* SET PROBLEM
Transcribe all of the material exactly.

* TASK INPUTS
============================================================

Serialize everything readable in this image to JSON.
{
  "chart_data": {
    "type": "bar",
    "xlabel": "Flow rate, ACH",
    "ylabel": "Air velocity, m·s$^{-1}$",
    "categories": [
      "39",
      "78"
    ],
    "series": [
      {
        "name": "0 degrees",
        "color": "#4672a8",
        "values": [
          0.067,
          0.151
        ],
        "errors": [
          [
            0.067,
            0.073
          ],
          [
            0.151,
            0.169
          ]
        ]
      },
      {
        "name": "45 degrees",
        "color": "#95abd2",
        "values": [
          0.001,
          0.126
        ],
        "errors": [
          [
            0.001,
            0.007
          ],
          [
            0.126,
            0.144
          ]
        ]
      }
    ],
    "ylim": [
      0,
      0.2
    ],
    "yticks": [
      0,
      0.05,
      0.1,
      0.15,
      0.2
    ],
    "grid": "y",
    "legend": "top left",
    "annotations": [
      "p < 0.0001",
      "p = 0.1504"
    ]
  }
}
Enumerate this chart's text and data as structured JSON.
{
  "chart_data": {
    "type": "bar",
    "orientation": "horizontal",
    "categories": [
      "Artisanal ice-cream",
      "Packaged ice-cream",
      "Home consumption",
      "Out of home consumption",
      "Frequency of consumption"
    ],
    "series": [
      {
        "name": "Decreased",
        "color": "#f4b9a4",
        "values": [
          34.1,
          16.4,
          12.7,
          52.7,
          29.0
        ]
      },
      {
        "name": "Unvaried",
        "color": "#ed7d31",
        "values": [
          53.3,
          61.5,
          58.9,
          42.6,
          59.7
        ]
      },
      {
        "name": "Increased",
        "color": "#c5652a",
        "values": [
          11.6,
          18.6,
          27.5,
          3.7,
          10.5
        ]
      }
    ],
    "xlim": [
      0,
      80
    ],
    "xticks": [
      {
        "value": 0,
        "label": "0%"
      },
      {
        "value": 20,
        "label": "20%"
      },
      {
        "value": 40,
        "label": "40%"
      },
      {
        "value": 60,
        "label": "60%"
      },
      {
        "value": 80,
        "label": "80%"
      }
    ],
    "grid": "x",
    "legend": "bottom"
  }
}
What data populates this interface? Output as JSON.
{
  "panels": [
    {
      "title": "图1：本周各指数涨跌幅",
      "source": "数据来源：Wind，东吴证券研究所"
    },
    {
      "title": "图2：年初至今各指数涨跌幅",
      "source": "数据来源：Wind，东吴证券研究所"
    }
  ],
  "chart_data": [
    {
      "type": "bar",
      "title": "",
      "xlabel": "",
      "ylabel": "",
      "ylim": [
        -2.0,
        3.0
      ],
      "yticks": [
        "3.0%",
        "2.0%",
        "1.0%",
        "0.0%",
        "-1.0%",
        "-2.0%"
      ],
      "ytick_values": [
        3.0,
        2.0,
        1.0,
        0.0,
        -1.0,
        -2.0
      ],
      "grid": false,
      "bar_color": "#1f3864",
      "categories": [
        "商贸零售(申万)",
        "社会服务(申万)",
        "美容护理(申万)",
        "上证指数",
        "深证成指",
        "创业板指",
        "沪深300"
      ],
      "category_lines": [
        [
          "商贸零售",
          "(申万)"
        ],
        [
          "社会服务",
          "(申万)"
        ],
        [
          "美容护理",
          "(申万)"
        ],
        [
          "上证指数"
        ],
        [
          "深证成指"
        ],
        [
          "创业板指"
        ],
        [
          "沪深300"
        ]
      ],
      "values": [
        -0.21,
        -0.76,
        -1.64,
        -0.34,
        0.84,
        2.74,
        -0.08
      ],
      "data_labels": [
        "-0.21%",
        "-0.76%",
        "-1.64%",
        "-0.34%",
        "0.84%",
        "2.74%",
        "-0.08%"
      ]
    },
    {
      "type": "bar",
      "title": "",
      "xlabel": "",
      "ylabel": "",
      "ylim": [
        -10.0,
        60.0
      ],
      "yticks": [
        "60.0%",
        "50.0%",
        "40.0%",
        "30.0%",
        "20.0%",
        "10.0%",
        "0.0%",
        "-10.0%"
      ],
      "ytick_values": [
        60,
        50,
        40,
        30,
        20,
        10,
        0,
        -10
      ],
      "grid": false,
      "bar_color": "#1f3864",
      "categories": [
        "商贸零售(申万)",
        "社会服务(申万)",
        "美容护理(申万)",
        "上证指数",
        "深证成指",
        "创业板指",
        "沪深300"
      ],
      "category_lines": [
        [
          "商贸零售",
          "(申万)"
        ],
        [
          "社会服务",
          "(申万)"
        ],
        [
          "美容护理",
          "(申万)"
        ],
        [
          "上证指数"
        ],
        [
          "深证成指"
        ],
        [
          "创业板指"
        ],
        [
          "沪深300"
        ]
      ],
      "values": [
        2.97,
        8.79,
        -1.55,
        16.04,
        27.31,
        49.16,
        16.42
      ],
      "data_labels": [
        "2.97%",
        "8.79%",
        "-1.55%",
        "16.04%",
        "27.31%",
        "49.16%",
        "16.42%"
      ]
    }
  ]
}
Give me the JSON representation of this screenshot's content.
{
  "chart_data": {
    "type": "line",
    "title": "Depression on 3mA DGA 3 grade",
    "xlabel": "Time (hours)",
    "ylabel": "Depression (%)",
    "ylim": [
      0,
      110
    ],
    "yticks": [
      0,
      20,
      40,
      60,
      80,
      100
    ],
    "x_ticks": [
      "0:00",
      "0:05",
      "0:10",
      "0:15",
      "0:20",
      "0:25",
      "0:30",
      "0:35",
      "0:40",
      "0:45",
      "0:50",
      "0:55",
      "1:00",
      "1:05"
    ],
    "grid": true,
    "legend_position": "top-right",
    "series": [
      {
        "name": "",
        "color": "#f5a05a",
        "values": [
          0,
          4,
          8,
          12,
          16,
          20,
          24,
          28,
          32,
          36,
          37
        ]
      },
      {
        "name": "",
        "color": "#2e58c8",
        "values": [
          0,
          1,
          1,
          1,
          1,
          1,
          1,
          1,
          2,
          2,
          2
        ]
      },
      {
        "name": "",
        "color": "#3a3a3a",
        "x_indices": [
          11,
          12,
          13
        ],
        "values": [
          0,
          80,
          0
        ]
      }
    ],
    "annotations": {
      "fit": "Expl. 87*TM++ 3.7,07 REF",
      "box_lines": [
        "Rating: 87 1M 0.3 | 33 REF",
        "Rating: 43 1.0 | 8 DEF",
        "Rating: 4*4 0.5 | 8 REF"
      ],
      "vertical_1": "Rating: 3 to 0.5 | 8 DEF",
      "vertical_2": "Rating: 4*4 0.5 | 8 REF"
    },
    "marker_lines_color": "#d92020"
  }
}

============================================================

* FULL ANSWER
Serialize everything readable in this image to JSON.
{
  "chart_data": {
    "type": "bar",
    "xlabel": "Flow rate, ACH",
    "ylabel": "Air velocity, m·s$^{-1}$",
    "categories": [
      "39",
      "78"
    ],
    "series": [
      {
        "name": "0 degrees",
        "color": "#4672a8",
        "values": [
          0.067,
          0.151
        ],
        "errors": [
          [
            0.067,
            0.073
          ],
          [
            0.151,
            0.169
          ]
        ]
      },
      {
        "name": "45 degrees",
        "color": "#95abd2",
        "values": [
          0.001,
          0.126
        ],
        "errors": [
          [
            0.001,
            0.007
          ],
          [
            0.126,
            0.144
          ]
        ]
      }
    ],
    "ylim": [
      0,
      0.2
    ],
    "yticks": [
      0,
      0.05,
      0.1,
      0.15,
      0.2
    ],
    "grid": "y",
    "legend": "top left",
    "annotations": [
      "p < 0.0001",
      "p = 0.1504"
    ]
  }
}
Enumerate this chart's text and data as structured JSON.
{
  "chart_data": {
    "type": "bar",
    "orientation": "horizontal",
    "categories": [
      "Artisanal ice-cream",
      "Packaged ice-cream",
      "Home consumption",
      "Out of home consumption",
      "Frequency of consumption"
    ],
    "series": [
      {
        "name": "Decreased",
        "color": "#f4b9a4",
        "values": [
          34.1,
          16.4,
          12.7,
          52.7,
          29.0
        ]
      },
      {
        "name": "Unvaried",
        "color": "#ed7d31",
        "values": [
          53.3,
          61.5,
          58.9,
          42.6,
          59.7
        ]
      },
      {
        "name": "Increased",
        "color": "#c5652a",
        "values": [
          11.6,
          18.6,
          27.5,
          3.7,
          10.5
        ]
      }
    ],
    "xlim": [
      0,
      80
    ],
    "xticks": [
      {
        "value": 0,
        "label": "0%"
      },
      {
        "value": 20,
        "label": "20%"
      },
      {
        "value": 40,
        "label": "40%"
      },
      {
        "value": 60,
        "label": "60%"
      },
      {
        "value": 80,
        "label": "80%"
      }
    ],
    "grid": "x",
    "legend": "bottom"
  }
}
What data populates this interface? Output as JSON.
{
  "panels": [
    {
      "title": "图1：本周各指数涨跌幅",
      "source": "数据来源：Wind，东吴证券研究所"
    },
    {
      "title": "图2：年初至今各指数涨跌幅",
      "source": "数据来源：Wind，东吴证券研究所"
    }
  ],
  "chart_data": [
    {
      "type": "bar",
      "title": "",
      "xlabel": "",
      "ylabel": "",
      "ylim": [
        -2.0,
        3.0
      ],
      "yticks": [
        "3.0%",
        "2.0%",
        "1.0%",
        "0.0%",
        "-1.0%",
        "-2.0%"
      ],
      "ytick_values": [
        3.0,
        2.0,
        1.0,
        0.0,
        -1.0,
        -2.0
      ],
      "grid": false,
      "bar_color": "#1f3864",
      "categories": [
        "商贸零售(申万)",
        "社会服务(申万)",
        "美容护理(申万)",
        "上证指数",
        "深证成指",
        "创业板指",
        "沪深300"
      ],
      "category_lines": [
        [
          "商贸零售",
          "(申万)"
        ],
        [
          "社会服务",
          "(申万)"
        ],
        [
          "美容护理",
          "(申万)"
        ],
        [
          "上证指数"
        ],
        [
          "深证成指"
        ],
        [
          "创业板指"
        ],
        [
          "沪深300"
        ]
      ],
      "values": [
        -0.21,
        -0.76,
        -1.64,
        -0.34,
        0.84,
        2.74,
        -0.08
      ],
      "data_labels": [
        "-0.21%",
        "-0.76%",
        "-1.64%",
        "-0.34%",
        "0.84%",
        "2.74%",
        "-0.08%"
      ]
    },
    {
      "type": "bar",
      "title": "",
      "xlabel": "",
      "ylabel": "",
      "ylim": [
        -10.0,
        60.0
      ],
      "yticks": [
        "60.0%",
        "50.0%",
        "40.0%",
        "30.0%",
        "20.0%",
        "10.0%",
        "0.0%",
        "-10.0%"
      ],
      "ytick_values": [
        60,
        50,
        40,
        30,
        20,
        10,
        0,
        -10
      ],
      "grid": false,
      "bar_color": "#1f3864",
      "categories": [
        "商贸零售(申万)",
        "社会服务(申万)",
        "美容护理(申万)",
        "上证指数",
        "深证成指",
        "创业板指",
        "沪深300"
      ],
      "category_lines": [
        [
          "商贸零售",
          "(申万)"
        ],
        [
          "社会服务",
          "(申万)"
        ],
        [
          "美容护理",
          "(申万)"
        ],
        [
          "上证指数"
        ],
        [
          "深证成指"
        ],
        [
          "创业板指"
        ],
        [
          "沪深300"
        ]
      ],
      "values": [
        2.97,
        8.79,
        -1.55,
        16.04,
        27.31,
        49.16,
        16.42
      ],
      "data_labels": [
        "2.97%",
        "8.79%",
        "-1.55%",
        "16.04%",
        "27.31%",
        "49.16%",
        "16.42%"
      ]
    }
  ]
}
Give me the JSON representation of this screenshot's content.
{
  "chart_data": {
    "type": "line",
    "title": "Depression on 3mA DGA 3 grade",
    "xlabel": "Time (hours)",
    "ylabel": "Depression (%)",
    "ylim": [
      0,
      110
    ],
    "yticks": [
      0,
      20,
      40,
      60,
      80,
      100
    ],
    "x_ticks": [
      "0:00",
      "0:05",
      "0:10",
      "0:15",
      "0:20",
      "0:25",
      "0:30",
      "0:35",
      "0:40",
      "0:45",
      "0:50",
      "0:55",
      "1:00",
      "1:05"
    ],
    "grid": true,
    "legend_position": "top-right",
    "series": [
      {
        "name": "",
        "color": "#f5a05a",
        "values": [
          0,
          4,
          8,
          12,
          16,
          20,
          24,
          28,
          32,
          36,
          37
        ]
      },
      {
        "name": "",
        "color": "#2e58c8",
        "values": [
          0,
          1,
          1,
          1,
          1,
          1,
          1,
          1,
          2,
          2,
          2
        ]
      },
      {
        "name": "",
        "color": "#3a3a3a",
        "x_indices": [
          11,
          12,
          13
        ],
        "values": [
          0,
          80,
          0
        ]
      }
    ],
    "annotations": {
      "fit": "Expl. 87*TM++ 3.7,07 REF",
      "box_lines": [
        "Rating: 87 1M 0.3 | 33 REF",
        "Rating: 43 1.0 | 8 DEF",
        "Rating: 4*4 0.5 | 8 REF"
      ],
      "vertical_1": "Rating: 3 to 0.5 | 8 DEF",
      "vertical_2": "Rating: 4*4 0.5 | 8 REF"
    },
    "marker_lines_color": "#d92020"
  }
}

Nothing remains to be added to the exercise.